START Listed entries
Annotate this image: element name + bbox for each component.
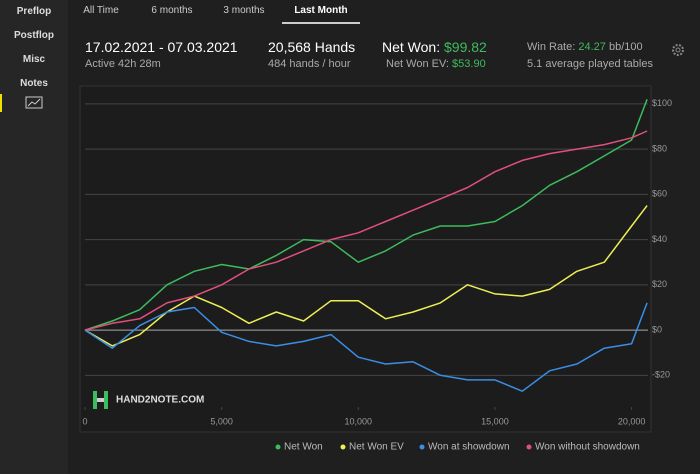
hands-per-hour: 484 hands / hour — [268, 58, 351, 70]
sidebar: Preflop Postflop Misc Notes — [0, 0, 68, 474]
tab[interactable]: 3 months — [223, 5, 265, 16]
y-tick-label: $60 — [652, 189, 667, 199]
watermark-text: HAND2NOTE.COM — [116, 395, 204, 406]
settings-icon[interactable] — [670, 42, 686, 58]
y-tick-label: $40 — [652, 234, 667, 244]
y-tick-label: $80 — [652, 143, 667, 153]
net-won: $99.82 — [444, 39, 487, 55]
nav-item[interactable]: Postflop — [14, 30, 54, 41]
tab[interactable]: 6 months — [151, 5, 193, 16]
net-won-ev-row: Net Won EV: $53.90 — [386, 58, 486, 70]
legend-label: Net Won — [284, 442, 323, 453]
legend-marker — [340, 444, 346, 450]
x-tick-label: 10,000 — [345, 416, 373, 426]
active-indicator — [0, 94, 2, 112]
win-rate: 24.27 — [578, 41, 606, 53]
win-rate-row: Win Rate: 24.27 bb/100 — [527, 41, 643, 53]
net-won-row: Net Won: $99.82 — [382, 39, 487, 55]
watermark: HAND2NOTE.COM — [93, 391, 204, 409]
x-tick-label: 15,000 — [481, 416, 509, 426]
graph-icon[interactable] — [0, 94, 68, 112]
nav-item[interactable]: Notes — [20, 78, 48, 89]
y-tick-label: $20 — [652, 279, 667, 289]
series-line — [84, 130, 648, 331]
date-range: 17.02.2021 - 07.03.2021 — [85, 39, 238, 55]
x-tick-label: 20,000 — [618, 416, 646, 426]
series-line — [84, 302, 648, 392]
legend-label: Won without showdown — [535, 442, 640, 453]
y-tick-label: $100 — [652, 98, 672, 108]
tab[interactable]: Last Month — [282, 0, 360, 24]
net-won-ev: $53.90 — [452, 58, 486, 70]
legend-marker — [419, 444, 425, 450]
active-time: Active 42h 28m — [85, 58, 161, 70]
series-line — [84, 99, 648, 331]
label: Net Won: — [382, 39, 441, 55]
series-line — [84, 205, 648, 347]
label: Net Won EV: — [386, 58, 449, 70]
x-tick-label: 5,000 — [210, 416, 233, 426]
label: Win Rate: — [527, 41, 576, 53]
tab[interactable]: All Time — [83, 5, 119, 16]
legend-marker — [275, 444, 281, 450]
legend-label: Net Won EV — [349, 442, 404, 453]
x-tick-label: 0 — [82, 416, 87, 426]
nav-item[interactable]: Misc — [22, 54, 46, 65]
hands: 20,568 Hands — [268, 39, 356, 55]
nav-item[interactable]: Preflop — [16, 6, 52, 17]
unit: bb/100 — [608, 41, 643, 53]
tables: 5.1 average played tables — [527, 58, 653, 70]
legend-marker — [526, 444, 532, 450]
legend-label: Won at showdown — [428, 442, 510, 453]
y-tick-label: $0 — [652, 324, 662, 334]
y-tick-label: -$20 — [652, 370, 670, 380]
END Listed entries
START Listed entries
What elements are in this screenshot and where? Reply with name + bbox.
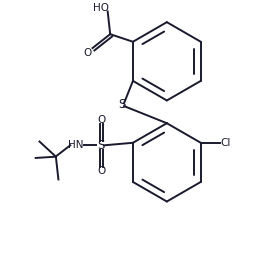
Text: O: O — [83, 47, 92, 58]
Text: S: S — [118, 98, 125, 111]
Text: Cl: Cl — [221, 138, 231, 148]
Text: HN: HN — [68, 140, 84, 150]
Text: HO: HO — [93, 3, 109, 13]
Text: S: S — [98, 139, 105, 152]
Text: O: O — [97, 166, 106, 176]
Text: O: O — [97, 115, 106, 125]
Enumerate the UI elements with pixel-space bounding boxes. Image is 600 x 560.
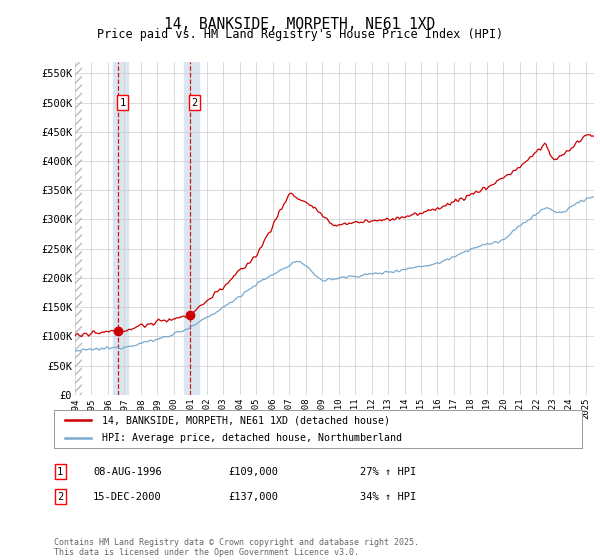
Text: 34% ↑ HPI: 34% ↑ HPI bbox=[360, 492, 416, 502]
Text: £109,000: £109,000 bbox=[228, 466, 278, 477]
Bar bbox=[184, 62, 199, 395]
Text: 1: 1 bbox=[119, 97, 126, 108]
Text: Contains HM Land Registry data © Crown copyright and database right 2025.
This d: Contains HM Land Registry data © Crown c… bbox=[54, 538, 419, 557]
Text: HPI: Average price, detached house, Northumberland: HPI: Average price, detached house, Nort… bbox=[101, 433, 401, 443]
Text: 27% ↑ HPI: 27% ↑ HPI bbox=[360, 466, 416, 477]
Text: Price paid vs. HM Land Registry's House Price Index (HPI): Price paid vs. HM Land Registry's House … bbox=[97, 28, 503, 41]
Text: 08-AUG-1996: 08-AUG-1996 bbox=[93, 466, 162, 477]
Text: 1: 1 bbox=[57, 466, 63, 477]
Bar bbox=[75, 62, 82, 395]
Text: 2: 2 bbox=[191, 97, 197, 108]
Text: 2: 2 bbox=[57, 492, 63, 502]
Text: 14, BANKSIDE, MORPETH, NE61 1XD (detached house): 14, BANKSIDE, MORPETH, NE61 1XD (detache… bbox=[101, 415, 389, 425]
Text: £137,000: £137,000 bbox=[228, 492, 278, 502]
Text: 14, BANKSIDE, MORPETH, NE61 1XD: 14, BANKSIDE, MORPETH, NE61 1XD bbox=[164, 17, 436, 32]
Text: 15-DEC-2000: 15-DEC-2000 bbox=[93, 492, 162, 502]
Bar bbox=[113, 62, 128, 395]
END Listed entries
START Listed entries
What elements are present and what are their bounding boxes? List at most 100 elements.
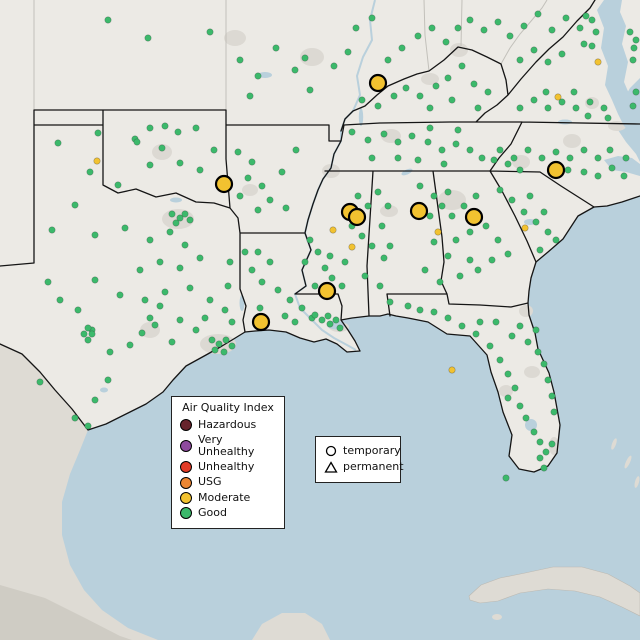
END Listed entries
§ Instruction:
Copy out, word for word, the lines of the entries from the line with "Annotate this image: element" up to and including the line with "nav-item[interactable]: Preflop —", leaving out the pictures.

§ Correct response:
Annotate this image: element name + bbox for each component.
hands-per-hour: 484 hands / hour — [268, 58, 351, 70]
sidebar: Preflop Postflop Misc Notes — [0, 0, 68, 474]
tab[interactable]: 3 months — [223, 5, 265, 16]
y-tick-label: $60 — [652, 189, 667, 199]
watermark-text: HAND2NOTE.COM — [116, 395, 204, 406]
settings-icon[interactable] — [670, 42, 686, 58]
y-tick-label: $40 — [652, 234, 667, 244]
y-tick-label: $80 — [652, 143, 667, 153]
net-won: $99.82 — [444, 39, 487, 55]
nav-item[interactable]: Postflop — [14, 30, 54, 41]
tab[interactable]: 6 months — [151, 5, 193, 16]
net-won-ev-row: Net Won EV: $53.90 — [386, 58, 486, 70]
legend-label: Net Won — [284, 442, 323, 453]
legend-marker — [340, 444, 346, 450]
x-tick-label: 10,000 — [345, 416, 373, 426]
active-indicator — [0, 94, 2, 112]
win-rate: 24.27 — [578, 41, 606, 53]
win-rate-row: Win Rate: 24.27 bb/100 — [527, 41, 643, 53]
net-won-row: Net Won: $99.82 — [382, 39, 487, 55]
watermark: HAND2NOTE.COM — [93, 391, 204, 409]
x-tick-label: 15,000 — [481, 416, 509, 426]
graph-icon[interactable] — [0, 94, 68, 112]
nav-item[interactable]: Notes — [20, 78, 48, 89]
y-tick-label: $20 — [652, 279, 667, 289]
series-line — [84, 130, 648, 331]
date-range: 17.02.2021 - 07.03.2021 — [85, 39, 238, 55]
x-tick-label: 20,000 — [618, 416, 646, 426]
series-line — [84, 302, 648, 392]
legend-label: Won without showdown — [535, 442, 640, 453]
y-tick-label: $100 — [652, 98, 672, 108]
tab[interactable]: Last Month — [282, 0, 360, 24]
net-won-ev: $53.90 — [452, 58, 486, 70]
legend-marker — [419, 444, 425, 450]
active-time: Active 42h 28m — [85, 58, 161, 70]
series-line — [84, 99, 648, 331]
label: Net Won: — [382, 39, 441, 55]
series-line — [84, 205, 648, 347]
label: Net Won EV: — [386, 58, 449, 70]
x-tick-label: 5,000 — [210, 416, 233, 426]
label: Win Rate: — [527, 41, 576, 53]
tab[interactable]: All Time — [83, 5, 119, 16]
legend-marker — [275, 444, 281, 450]
legend-label: Net Won EV — [349, 442, 404, 453]
x-tick-label: 0 — [82, 416, 87, 426]
nav-item[interactable]: Misc — [22, 54, 46, 65]
hands: 20,568 Hands — [268, 39, 356, 55]
nav-item[interactable]: Preflop — [16, 6, 52, 17]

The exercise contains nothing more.